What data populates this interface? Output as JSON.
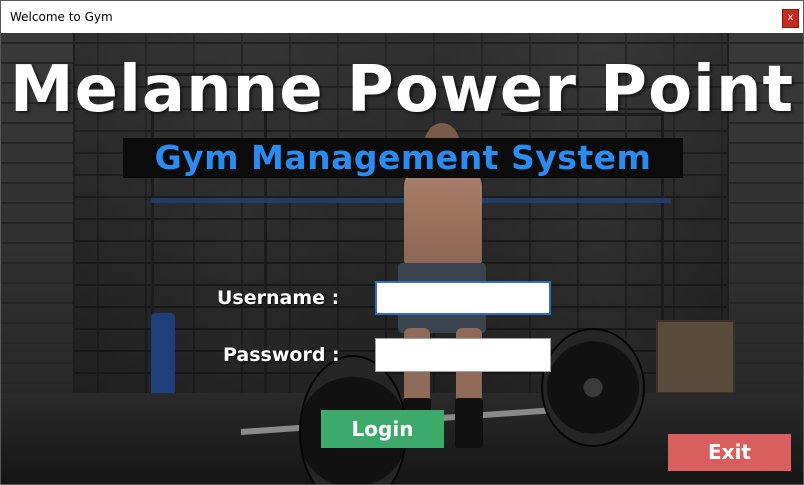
{
  "window": {
    "title": "Welcome to Gym",
    "close_label": "x"
  },
  "header": {
    "title": "Melanne Power Point",
    "subtitle": "Gym Management System"
  },
  "login_form": {
    "username_label": "Username :",
    "username_value": "",
    "password_label": "Password :",
    "password_value": "",
    "login_button": "Login",
    "exit_button": "Exit"
  },
  "colors": {
    "subtitle_text": "#2a8cf0",
    "login_button": "#3daa6b",
    "exit_button": "#d95e5e",
    "close_button": "#c42b1c"
  }
}
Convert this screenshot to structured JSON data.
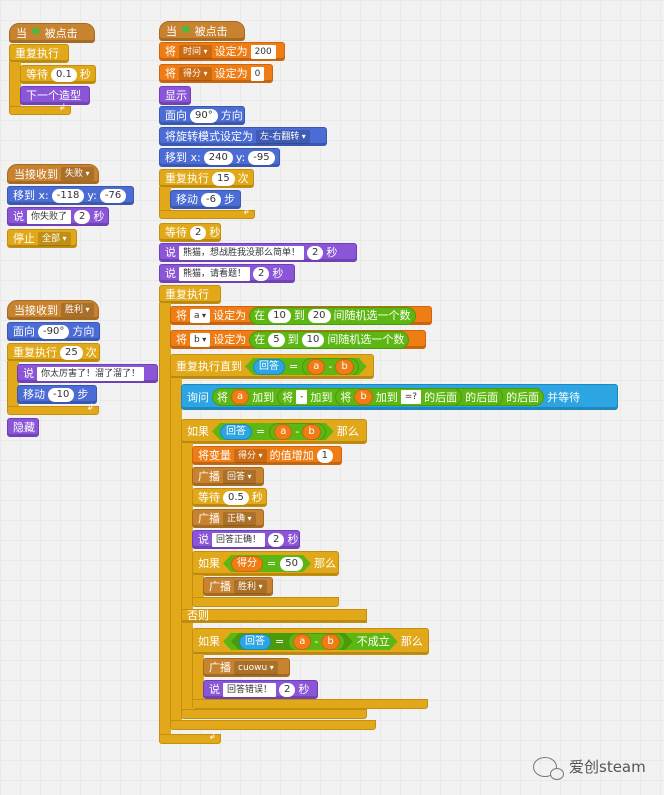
{
  "stack1": {
    "hat_prefix": "当",
    "hat_suffix": "被点击",
    "forever": "重复执行",
    "wait_pre": "等待",
    "wait_val": "0.1",
    "wait_post": "秒",
    "next_costume": "下一个造型"
  },
  "stack2": {
    "hat": "当接收到",
    "hat_msg": "失败",
    "goto_pre": "移到 x:",
    "goto_x": "-118",
    "goto_mid": "y:",
    "goto_y": "-76",
    "say_pre": "说",
    "say_text": "你失败了",
    "say_val": "2",
    "say_post": "秒",
    "stop": "停止",
    "stop_opt": "全部"
  },
  "stack3": {
    "hat": "当接收到",
    "hat_msg": "胜利",
    "dir_pre": "面向",
    "dir_val": "-90°",
    "dir_post": "方向",
    "repeat_pre": "重复执行",
    "repeat_val": "25",
    "repeat_post": "次",
    "say_pre": "说",
    "say_text": "你太厉害了！溜了溜了！",
    "move_pre": "移动",
    "move_val": "-10",
    "move_post": "步",
    "hide": "隐藏"
  },
  "main": {
    "hat_prefix": "当",
    "hat_suffix": "被点击",
    "set1_pre": "将",
    "set1_var": "时间",
    "set1_mid": "设定为",
    "set1_val": "200",
    "set2_pre": "将",
    "set2_var": "得分",
    "set2_mid": "设定为",
    "set2_val": "0",
    "show": "显示",
    "dir_pre": "面向",
    "dir_val": "90°",
    "dir_post": "方向",
    "rot_pre": "将旋转模式设定为",
    "rot_opt": "左-右翻转",
    "goto_pre": "移到 x:",
    "goto_x": "240",
    "goto_mid": "y:",
    "goto_y": "-95",
    "rep_pre": "重复执行",
    "rep_val": "15",
    "rep_post": "次",
    "move_pre": "移动",
    "move_val": "-6",
    "move_post": "步",
    "wait_pre": "等待",
    "wait_val": "2",
    "wait_post": "秒",
    "say1_pre": "说",
    "say1_text": "熊猫，想战胜我没那么简单！",
    "say1_val": "2",
    "say1_post": "秒",
    "say2_pre": "说",
    "say2_text": "熊猫，请看题！",
    "say2_val": "2",
    "say2_post": "秒",
    "forever": "重复执行",
    "seta_pre": "将",
    "seta_var": "a",
    "seta_mid": "设定为",
    "seta_r1": "在",
    "seta_lo": "10",
    "seta_r2": "到",
    "seta_hi": "20",
    "seta_r3": "间随机选一个数",
    "setb_pre": "将",
    "setb_var": "b",
    "setb_mid": "设定为",
    "setb_r1": "在",
    "setb_lo": "5",
    "setb_r2": "到",
    "setb_hi": "10",
    "setb_r3": "间随机选一个数",
    "until_pre": "重复执行直到",
    "until_answer": "回答",
    "until_eq": "=",
    "until_a": "a",
    "until_minus": "-",
    "until_b": "b",
    "ask_pre": "询问",
    "ask_j1": "将",
    "ask_a": "a",
    "ask_jia1": "加到",
    "ask_j2": "将",
    "ask_jia2": "加到",
    "ask_j3": "将",
    "ask_b": "b",
    "ask_jia3": "加到",
    "ask_q": "=?",
    "ask_after1": "的后面",
    "ask_after2": "的后面",
    "ask_after3": "的后面",
    "ask_post": "并等待",
    "if1_pre": "如果",
    "if1_answer": "回答",
    "if1_eq": "=",
    "if1_a": "a",
    "if1_minus": "-",
    "if1_b": "b",
    "if1_post": "那么",
    "chg_pre": "将变量",
    "chg_var": "得分",
    "chg_mid": "的值增加",
    "chg_val": "1",
    "bc1_pre": "广播",
    "bc1_msg": "回答",
    "wait2_pre": "等待",
    "wait2_val": "0.5",
    "wait2_post": "秒",
    "bc2_pre": "广播",
    "bc2_msg": "正确",
    "say3_pre": "说",
    "say3_text": "回答正确！",
    "say3_val": "2",
    "say3_post": "秒",
    "if2_pre": "如果",
    "if2_var": "得分",
    "if2_eq": "=",
    "if2_val": "50",
    "if2_post": "那么",
    "bc3_pre": "广播",
    "bc3_msg": "胜利",
    "else": "否则",
    "if3_pre": "如果",
    "if3_answer": "回答",
    "if3_eq": "=",
    "if3_a": "a",
    "if3_minus": "-",
    "if3_b": "b",
    "if3_not": "不成立",
    "if3_post": "那么",
    "bc4_pre": "广播",
    "bc4_msg": "cuowu",
    "say4_pre": "说",
    "say4_text": "回答错误！",
    "say4_val": "2",
    "say4_post": "秒"
  },
  "watermark": {
    "text": "爱创steam"
  }
}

*Stated goal*: Set the listing down in full and exactly. Pictures within it should not appear in the copy.

*Answer to this exercise*:
What data populates this interface? Output as JSON.
{
  "window": {
    "title": "Welcome to Gym",
    "close_label": "x"
  },
  "header": {
    "title": "Melanne Power Point",
    "subtitle": "Gym Management System"
  },
  "login_form": {
    "username_label": "Username :",
    "username_value": "",
    "password_label": "Password :",
    "password_value": "",
    "login_button": "Login",
    "exit_button": "Exit"
  },
  "colors": {
    "subtitle_text": "#2a8cf0",
    "login_button": "#3daa6b",
    "exit_button": "#d95e5e",
    "close_button": "#c42b1c"
  }
}
Convert this screenshot to structured JSON data.
{
  "stack1": {
    "hat_prefix": "当",
    "hat_suffix": "被点击",
    "forever": "重复执行",
    "wait_pre": "等待",
    "wait_val": "0.1",
    "wait_post": "秒",
    "next_costume": "下一个造型"
  },
  "stack2": {
    "hat": "当接收到",
    "hat_msg": "失败",
    "goto_pre": "移到 x:",
    "goto_x": "-118",
    "goto_mid": "y:",
    "goto_y": "-76",
    "say_pre": "说",
    "say_text": "你失败了",
    "say_val": "2",
    "say_post": "秒",
    "stop": "停止",
    "stop_opt": "全部"
  },
  "stack3": {
    "hat": "当接收到",
    "hat_msg": "胜利",
    "dir_pre": "面向",
    "dir_val": "-90°",
    "dir_post": "方向",
    "repeat_pre": "重复执行",
    "repeat_val": "25",
    "repeat_post": "次",
    "say_pre": "说",
    "say_text": "你太厉害了！溜了溜了！",
    "move_pre": "移动",
    "move_val": "-10",
    "move_post": "步",
    "hide": "隐藏"
  },
  "main": {
    "hat_prefix": "当",
    "hat_suffix": "被点击",
    "set1_pre": "将",
    "set1_var": "时间",
    "set1_mid": "设定为",
    "set1_val": "200",
    "set2_pre": "将",
    "set2_var": "得分",
    "set2_mid": "设定为",
    "set2_val": "0",
    "show": "显示",
    "dir_pre": "面向",
    "dir_val": "90°",
    "dir_post": "方向",
    "rot_pre": "将旋转模式设定为",
    "rot_opt": "左-右翻转",
    "goto_pre": "移到 x:",
    "goto_x": "240",
    "goto_mid": "y:",
    "goto_y": "-95",
    "rep_pre": "重复执行",
    "rep_val": "15",
    "rep_post": "次",
    "move_pre": "移动",
    "move_val": "-6",
    "move_post": "步",
    "wait_pre": "等待",
    "wait_val": "2",
    "wait_post": "秒",
    "say1_pre": "说",
    "say1_text": "熊猫，想战胜我没那么简单！",
    "say1_val": "2",
    "say1_post": "秒",
    "say2_pre": "说",
    "say2_text": "熊猫，请看题！",
    "say2_val": "2",
    "say2_post": "秒",
    "forever": "重复执行",
    "seta_pre": "将",
    "seta_var": "a",
    "seta_mid": "设定为",
    "seta_r1": "在",
    "seta_lo": "10",
    "seta_r2": "到",
    "seta_hi": "20",
    "seta_r3": "间随机选一个数",
    "setb_pre": "将",
    "setb_var": "b",
    "setb_mid": "设定为",
    "setb_r1": "在",
    "setb_lo": "5",
    "setb_r2": "到",
    "setb_hi": "10",
    "setb_r3": "间随机选一个数",
    "until_pre": "重复执行直到",
    "until_answer": "回答",
    "until_eq": "=",
    "until_a": "a",
    "until_minus": "-",
    "until_b": "b",
    "ask_pre": "询问",
    "ask_j1": "将",
    "ask_a": "a",
    "ask_jia1": "加到",
    "ask_j2": "将",
    "ask_jia2": "加到",
    "ask_j3": "将",
    "ask_b": "b",
    "ask_jia3": "加到",
    "ask_q": "=?",
    "ask_after1": "的后面",
    "ask_after2": "的后面",
    "ask_after3": "的后面",
    "ask_post": "并等待",
    "if1_pre": "如果",
    "if1_answer": "回答",
    "if1_eq": "=",
    "if1_a": "a",
    "if1_minus": "-",
    "if1_b": "b",
    "if1_post": "那么",
    "chg_pre": "将变量",
    "chg_var": "得分",
    "chg_mid": "的值增加",
    "chg_val": "1",
    "bc1_pre": "广播",
    "bc1_msg": "回答",
    "wait2_pre": "等待",
    "wait2_val": "0.5",
    "wait2_post": "秒",
    "bc2_pre": "广播",
    "bc2_msg": "正确",
    "say3_pre": "说",
    "say3_text": "回答正确！",
    "say3_val": "2",
    "say3_post": "秒",
    "if2_pre": "如果",
    "if2_var": "得分",
    "if2_eq": "=",
    "if2_val": "50",
    "if2_post": "那么",
    "bc3_pre": "广播",
    "bc3_msg": "胜利",
    "else": "否则",
    "if3_pre": "如果",
    "if3_answer": "回答",
    "if3_eq": "=",
    "if3_a": "a",
    "if3_minus": "-",
    "if3_b": "b",
    "if3_not": "不成立",
    "if3_post": "那么",
    "bc4_pre": "广播",
    "bc4_msg": "cuowu",
    "say4_pre": "说",
    "say4_text": "回答错误！",
    "say4_val": "2",
    "say4_post": "秒"
  },
  "watermark": {
    "text": "爱创steam"
  }
}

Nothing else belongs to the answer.